» **Given task**
Gather each line in the entries that includes the string "this".

+++

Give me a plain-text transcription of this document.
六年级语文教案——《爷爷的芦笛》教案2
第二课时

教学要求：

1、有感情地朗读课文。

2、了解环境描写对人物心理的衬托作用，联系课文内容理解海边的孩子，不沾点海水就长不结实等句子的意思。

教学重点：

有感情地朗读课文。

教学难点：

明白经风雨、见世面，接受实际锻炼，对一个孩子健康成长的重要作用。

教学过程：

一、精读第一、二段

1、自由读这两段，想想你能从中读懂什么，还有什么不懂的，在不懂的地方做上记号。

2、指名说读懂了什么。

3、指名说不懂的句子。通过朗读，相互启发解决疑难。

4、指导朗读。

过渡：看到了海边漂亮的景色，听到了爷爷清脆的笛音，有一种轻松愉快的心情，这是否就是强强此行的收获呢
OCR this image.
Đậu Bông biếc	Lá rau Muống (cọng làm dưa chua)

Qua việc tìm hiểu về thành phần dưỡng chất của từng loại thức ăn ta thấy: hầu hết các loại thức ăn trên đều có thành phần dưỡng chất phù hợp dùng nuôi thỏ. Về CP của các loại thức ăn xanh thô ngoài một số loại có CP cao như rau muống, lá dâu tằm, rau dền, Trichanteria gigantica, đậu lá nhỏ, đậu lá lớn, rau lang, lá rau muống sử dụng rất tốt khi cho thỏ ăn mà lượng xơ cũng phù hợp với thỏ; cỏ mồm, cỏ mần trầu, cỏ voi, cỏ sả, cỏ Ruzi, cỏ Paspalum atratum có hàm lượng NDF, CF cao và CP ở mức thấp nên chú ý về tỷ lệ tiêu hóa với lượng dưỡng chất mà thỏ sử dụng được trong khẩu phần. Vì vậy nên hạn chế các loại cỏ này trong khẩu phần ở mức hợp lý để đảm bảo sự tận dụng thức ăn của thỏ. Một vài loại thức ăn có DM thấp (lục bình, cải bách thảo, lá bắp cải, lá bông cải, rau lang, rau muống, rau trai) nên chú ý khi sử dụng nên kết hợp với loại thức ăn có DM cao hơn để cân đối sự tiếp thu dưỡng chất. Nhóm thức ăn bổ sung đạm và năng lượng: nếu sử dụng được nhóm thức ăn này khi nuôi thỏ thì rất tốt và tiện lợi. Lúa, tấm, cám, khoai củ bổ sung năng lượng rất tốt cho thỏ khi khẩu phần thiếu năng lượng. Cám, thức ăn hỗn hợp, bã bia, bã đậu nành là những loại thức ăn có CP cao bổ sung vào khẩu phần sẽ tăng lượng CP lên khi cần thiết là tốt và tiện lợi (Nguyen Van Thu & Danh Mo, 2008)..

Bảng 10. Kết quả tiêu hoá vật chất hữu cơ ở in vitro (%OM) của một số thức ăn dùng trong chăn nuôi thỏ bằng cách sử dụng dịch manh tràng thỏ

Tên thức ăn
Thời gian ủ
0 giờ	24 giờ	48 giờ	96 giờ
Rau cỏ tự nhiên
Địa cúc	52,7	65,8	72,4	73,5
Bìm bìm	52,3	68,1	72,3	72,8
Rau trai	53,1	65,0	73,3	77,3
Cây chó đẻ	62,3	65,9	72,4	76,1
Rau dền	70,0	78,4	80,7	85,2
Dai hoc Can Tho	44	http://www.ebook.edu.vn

+++

» **Written response**
Give me a plain-text transcription of this document.
OCR this image.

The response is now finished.